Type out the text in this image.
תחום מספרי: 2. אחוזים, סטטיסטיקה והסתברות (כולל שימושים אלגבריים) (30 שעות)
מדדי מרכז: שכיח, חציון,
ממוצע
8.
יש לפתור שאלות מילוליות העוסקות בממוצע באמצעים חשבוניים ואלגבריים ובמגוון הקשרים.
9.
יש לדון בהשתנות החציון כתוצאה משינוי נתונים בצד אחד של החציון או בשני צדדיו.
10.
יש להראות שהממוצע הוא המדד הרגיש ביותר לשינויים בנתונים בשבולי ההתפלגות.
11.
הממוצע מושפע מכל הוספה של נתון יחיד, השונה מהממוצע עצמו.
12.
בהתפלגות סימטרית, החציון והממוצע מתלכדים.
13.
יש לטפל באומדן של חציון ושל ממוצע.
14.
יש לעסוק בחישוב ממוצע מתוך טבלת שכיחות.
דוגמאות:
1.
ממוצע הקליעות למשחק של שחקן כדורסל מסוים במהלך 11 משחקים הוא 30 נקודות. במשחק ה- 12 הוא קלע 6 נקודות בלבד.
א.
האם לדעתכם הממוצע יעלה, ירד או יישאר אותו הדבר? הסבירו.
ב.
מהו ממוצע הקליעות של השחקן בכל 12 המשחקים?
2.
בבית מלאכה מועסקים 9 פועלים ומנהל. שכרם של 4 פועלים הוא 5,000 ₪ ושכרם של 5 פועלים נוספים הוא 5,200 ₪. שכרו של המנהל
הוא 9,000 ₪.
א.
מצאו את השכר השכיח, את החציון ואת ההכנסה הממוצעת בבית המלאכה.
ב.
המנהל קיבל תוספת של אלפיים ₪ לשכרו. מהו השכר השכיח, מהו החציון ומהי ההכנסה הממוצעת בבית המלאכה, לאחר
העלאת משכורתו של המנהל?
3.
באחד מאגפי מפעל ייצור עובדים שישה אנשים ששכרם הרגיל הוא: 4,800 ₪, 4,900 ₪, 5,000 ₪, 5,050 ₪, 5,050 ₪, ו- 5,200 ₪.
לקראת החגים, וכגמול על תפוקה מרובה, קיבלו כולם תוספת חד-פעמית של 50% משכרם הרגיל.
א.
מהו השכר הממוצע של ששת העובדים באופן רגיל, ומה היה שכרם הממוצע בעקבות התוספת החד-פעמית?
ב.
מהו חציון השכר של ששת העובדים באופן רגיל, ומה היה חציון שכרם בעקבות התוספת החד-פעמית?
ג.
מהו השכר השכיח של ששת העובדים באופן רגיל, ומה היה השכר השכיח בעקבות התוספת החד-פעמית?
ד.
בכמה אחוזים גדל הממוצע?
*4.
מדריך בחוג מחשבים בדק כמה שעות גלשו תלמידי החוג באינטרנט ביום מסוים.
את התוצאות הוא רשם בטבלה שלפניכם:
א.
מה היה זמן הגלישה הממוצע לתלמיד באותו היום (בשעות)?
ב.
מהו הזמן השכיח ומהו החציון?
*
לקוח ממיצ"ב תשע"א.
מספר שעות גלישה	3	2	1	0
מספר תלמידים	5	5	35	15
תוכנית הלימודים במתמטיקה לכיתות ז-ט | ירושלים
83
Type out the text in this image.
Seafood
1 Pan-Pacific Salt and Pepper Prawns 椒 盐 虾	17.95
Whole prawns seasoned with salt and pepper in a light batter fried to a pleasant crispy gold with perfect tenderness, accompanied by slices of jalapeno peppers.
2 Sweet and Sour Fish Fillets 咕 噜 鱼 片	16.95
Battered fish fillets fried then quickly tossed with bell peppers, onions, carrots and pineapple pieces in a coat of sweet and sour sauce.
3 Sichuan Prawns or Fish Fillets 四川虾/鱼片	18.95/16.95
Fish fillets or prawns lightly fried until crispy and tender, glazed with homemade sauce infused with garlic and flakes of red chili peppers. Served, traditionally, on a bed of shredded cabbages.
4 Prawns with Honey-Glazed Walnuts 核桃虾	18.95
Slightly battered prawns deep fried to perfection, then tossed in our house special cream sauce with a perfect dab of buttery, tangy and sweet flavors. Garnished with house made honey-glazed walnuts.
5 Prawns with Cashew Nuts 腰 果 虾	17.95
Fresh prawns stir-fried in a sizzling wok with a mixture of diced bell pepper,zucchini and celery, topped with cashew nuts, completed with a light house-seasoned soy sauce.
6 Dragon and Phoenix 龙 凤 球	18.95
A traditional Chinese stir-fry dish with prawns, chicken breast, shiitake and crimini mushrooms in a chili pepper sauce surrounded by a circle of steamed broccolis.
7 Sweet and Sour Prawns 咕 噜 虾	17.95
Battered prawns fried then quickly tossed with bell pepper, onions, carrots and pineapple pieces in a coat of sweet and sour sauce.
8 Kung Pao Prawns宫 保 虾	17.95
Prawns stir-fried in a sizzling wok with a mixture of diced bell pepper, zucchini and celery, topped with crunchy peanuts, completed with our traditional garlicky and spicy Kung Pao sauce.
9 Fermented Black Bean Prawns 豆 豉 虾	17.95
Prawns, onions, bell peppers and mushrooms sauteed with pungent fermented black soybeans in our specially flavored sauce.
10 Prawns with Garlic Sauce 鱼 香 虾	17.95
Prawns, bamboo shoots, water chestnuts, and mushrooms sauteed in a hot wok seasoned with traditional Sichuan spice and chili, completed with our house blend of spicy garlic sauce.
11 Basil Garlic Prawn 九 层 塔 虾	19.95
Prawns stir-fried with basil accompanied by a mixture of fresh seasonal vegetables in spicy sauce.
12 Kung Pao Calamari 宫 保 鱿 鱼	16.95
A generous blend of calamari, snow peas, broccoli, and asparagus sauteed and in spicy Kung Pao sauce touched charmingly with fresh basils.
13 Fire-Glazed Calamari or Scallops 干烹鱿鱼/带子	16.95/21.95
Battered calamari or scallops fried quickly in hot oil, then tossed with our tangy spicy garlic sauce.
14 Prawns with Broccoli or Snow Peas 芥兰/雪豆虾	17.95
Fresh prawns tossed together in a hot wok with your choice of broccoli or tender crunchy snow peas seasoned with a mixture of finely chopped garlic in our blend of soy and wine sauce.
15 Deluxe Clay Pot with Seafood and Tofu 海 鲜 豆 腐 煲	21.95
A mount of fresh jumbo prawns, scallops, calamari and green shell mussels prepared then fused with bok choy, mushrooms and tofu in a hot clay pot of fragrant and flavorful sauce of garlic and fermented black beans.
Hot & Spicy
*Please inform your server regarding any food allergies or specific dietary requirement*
+++++
PROMPT ->
Write out every entry above, word for word.

SOLUTION TO THE PROBLEM ->
Type out the text in this image.
תחום מספרי: 2. אחוזים, סטטיסטיקה והסתברות (כולל שימושים אלגבריים) (30 שעות)
מדדי מרכז: שכיח, חציון,
ממוצע
8.
יש לפתור שאלות מילוליות העוסקות בממוצע באמצעים חשבוניים ואלגבריים ובמגוון הקשרים.
9.
יש לדון בהשתנות החציון כתוצאה משינוי נתונים בצד אחד של החציון או בשני צדדיו.
10.
יש להראות שהממוצע הוא המדד הרגיש ביותר לשינויים בנתונים בשבולי ההתפלגות.
11.
הממוצע מושפע מכל הוספה של נתון יחיד, השונה מהממוצע עצמו.
12.
בהתפלגות סימטרית, החציון והממוצע מתלכדים.
13.
יש לטפל באומדן של חציון ושל ממוצע.
14.
יש לעסוק בחישוב ממוצע מתוך טבלת שכיחות.
דוגמאות:
1.
ממוצע הקליעות למשחק של שחקן כדורסל מסוים במהלך 11 משחקים הוא 30 נקודות. במשחק ה- 12 הוא קלע 6 נקודות בלבד.
א.
האם לדעתכם הממוצע יעלה, ירד או יישאר אותו הדבר? הסבירו.
ב.
מהו ממוצע הקליעות של השחקן בכל 12 המשחקים?
2.
בבית מלאכה מועסקים 9 פועלים ומנהל. שכרם של 4 פועלים הוא 5,000 ₪ ושכרם של 5 פועלים נוספים הוא 5,200 ₪. שכרו של המנהל
הוא 9,000 ₪.
א.
מצאו את השכר השכיח, את החציון ואת ההכנסה הממוצעת בבית המלאכה.
ב.
המנהל קיבל תוספת של אלפיים ₪ לשכרו. מהו השכר השכיח, מהו החציון ומהי ההכנסה הממוצעת בבית המלאכה, לאחר
העלאת משכורתו של המנהל?
3.
באחד מאגפי מפעל ייצור עובדים שישה אנשים ששכרם הרגיל הוא: 4,800 ₪, 4,900 ₪, 5,000 ₪, 5,050 ₪, 5,050 ₪, ו- 5,200 ₪.
לקראת החגים, וכגמול על תפוקה מרובה, קיבלו כולם תוספת חד-פעמית של 50% משכרם הרגיל.
א.
מהו השכר הממוצע של ששת העובדים באופן רגיל, ומה היה שכרם הממוצע בעקבות התוספת החד-פעמית?
ב.
מהו חציון השכר של ששת העובדים באופן רגיל, ומה היה חציון שכרם בעקבות התוספת החד-פעמית?
ג.
מהו השכר השכיח של ששת העובדים באופן רגיל, ומה היה השכר השכיח בעקבות התוספת החד-פעמית?
ד.
בכמה אחוזים גדל הממוצע?
*4.
מדריך בחוג מחשבים בדק כמה שעות גלשו תלמידי החוג באינטרנט ביום מסוים.
את התוצאות הוא רשם בטבלה שלפניכם:
א.
מה היה זמן הגלישה הממוצע לתלמיד באותו היום (בשעות)?
ב.
מהו הזמן השכיח ומהו החציון?
*
לקוח ממיצ"ב תשע"א.
מספר שעות גלישה	3	2	1	0
מספר תלמידים	5	5	35	15
תוכנית הלימודים במתמטיקה לכיתות ז-ט | ירושלים
83
Type out the text in this image.
Seafood
1 Pan-Pacific Salt and Pepper Prawns 椒 盐 虾	17.95
Whole prawns seasoned with salt and pepper in a light batter fried to a pleasant crispy gold with perfect tenderness, accompanied by slices of jalapeno peppers.
2 Sweet and Sour Fish Fillets 咕 噜 鱼 片	16.95
Battered fish fillets fried then quickly tossed with bell peppers, onions, carrots and pineapple pieces in a coat of sweet and sour sauce.
3 Sichuan Prawns or Fish Fillets 四川虾/鱼片	18.95/16.95
Fish fillets or prawns lightly fried until crispy and tender, glazed with homemade sauce infused with garlic and flakes of red chili peppers. Served, traditionally, on a bed of shredded cabbages.
4 Prawns with Honey-Glazed Walnuts 核桃虾	18.95
Slightly battered prawns deep fried to perfection, then tossed in our house special cream sauce with a perfect dab of buttery, tangy and sweet flavors. Garnished with house made honey-glazed walnuts.
5 Prawns with Cashew Nuts 腰 果 虾	17.95
Fresh prawns stir-fried in a sizzling wok with a mixture of diced bell pepper,zucchini and celery, topped with cashew nuts, completed with a light house-seasoned soy sauce.
6 Dragon and Phoenix 龙 凤 球	18.95
A traditional Chinese stir-fry dish with prawns, chicken breast, shiitake and crimini mushrooms in a chili pepper sauce surrounded by a circle of steamed broccolis.
7 Sweet and Sour Prawns 咕 噜 虾	17.95
Battered prawns fried then quickly tossed with bell pepper, onions, carrots and pineapple pieces in a coat of sweet and sour sauce.
8 Kung Pao Prawns宫 保 虾	17.95
Prawns stir-fried in a sizzling wok with a mixture of diced bell pepper, zucchini and celery, topped with crunchy peanuts, completed with our traditional garlicky and spicy Kung Pao sauce.
9 Fermented Black Bean Prawns 豆 豉 虾	17.95
Prawns, onions, bell peppers and mushrooms sauteed with pungent fermented black soybeans in our specially flavored sauce.
10 Prawns with Garlic Sauce 鱼 香 虾	17.95
Prawns, bamboo shoots, water chestnuts, and mushrooms sauteed in a hot wok seasoned with traditional Sichuan spice and chili, completed with our house blend of spicy garlic sauce.
11 Basil Garlic Prawn 九 层 塔 虾	19.95
Prawns stir-fried with basil accompanied by a mixture of fresh seasonal vegetables in spicy sauce.
12 Kung Pao Calamari 宫 保 鱿 鱼	16.95
A generous blend of calamari, snow peas, broccoli, and asparagus sauteed and in spicy Kung Pao sauce touched charmingly with fresh basils.
13 Fire-Glazed Calamari or Scallops 干烹鱿鱼/带子	16.95/21.95
Battered calamari or scallops fried quickly in hot oil, then tossed with our tangy spicy garlic sauce.
14 Prawns with Broccoli or Snow Peas 芥兰/雪豆虾	17.95
Fresh prawns tossed together in a hot wok with your choice of broccoli or tender crunchy snow peas seasoned with a mixture of finely chopped garlic in our blend of soy and wine sauce.
15 Deluxe Clay Pot with Seafood and Tofu 海 鲜 豆 腐 煲	21.95
A mount of fresh jumbo prawns, scallops, calamari and green shell mussels prepared then fused with bok choy, mushrooms and tofu in a hot clay pot of fragrant and flavorful sauce of garlic and fermented black beans.
Hot & Spicy
*Please inform your server regarding any food allergies or specific dietary requirement*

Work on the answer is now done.